## PROBLEM STATEMENT
Skip the pictures and extract all of the lines exactly as written.

## DATA SHOWN
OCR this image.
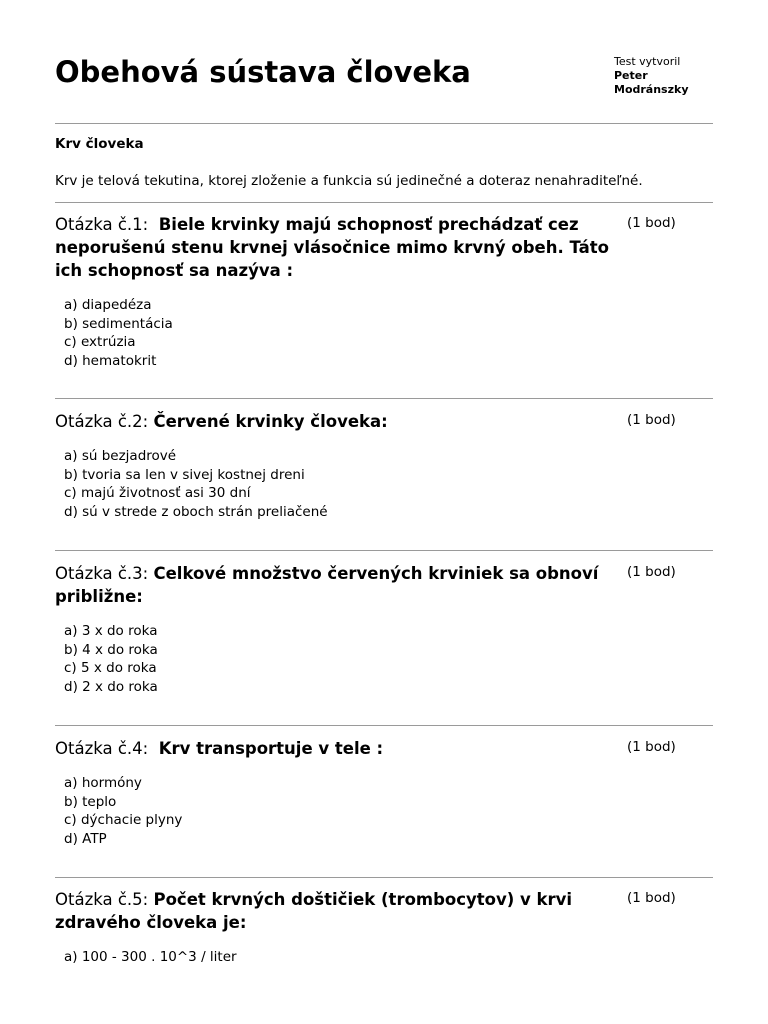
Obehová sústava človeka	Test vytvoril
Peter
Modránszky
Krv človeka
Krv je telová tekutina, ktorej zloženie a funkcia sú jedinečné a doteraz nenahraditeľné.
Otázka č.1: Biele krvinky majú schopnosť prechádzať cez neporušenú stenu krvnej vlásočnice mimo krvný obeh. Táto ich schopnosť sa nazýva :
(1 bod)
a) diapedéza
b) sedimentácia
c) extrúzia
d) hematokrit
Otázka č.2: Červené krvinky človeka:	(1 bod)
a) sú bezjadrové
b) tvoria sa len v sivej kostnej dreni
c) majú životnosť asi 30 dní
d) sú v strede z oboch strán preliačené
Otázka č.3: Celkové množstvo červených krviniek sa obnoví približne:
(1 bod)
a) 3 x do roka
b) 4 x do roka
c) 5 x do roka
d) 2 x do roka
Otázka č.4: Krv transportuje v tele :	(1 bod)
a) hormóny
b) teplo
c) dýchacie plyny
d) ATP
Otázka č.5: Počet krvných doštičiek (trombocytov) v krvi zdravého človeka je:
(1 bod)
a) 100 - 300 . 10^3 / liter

## TASK RESPONSE
OCR this image.
Obehová sústava človeka	Test vytvoril
Peter
Modránszky
Krv človeka
Krv je telová tekutina, ktorej zloženie a funkcia sú jedinečné a doteraz nenahraditeľné.
Otázka č.1: Biele krvinky majú schopnosť prechádzať cez neporušenú stenu krvnej vlásočnice mimo krvný obeh. Táto ich schopnosť sa nazýva :
(1 bod)
a) diapedéza
b) sedimentácia
c) extrúzia
d) hematokrit
Otázka č.2: Červené krvinky človeka:	(1 bod)
a) sú bezjadrové
b) tvoria sa len v sivej kostnej dreni
c) majú životnosť asi 30 dní
d) sú v strede z oboch strán preliačené
Otázka č.3: Celkové množstvo červených krviniek sa obnoví približne:
(1 bod)
a) 3 x do roka
b) 4 x do roka
c) 5 x do roka
d) 2 x do roka
Otázka č.4: Krv transportuje v tele :	(1 bod)
a) hormóny
b) teplo
c) dýchacie plyny
d) ATP
Otázka č.5: Počet krvných doštičiek (trombocytov) v krvi zdravého človeka je:
(1 bod)
a) 100 - 300 . 10^3 / liter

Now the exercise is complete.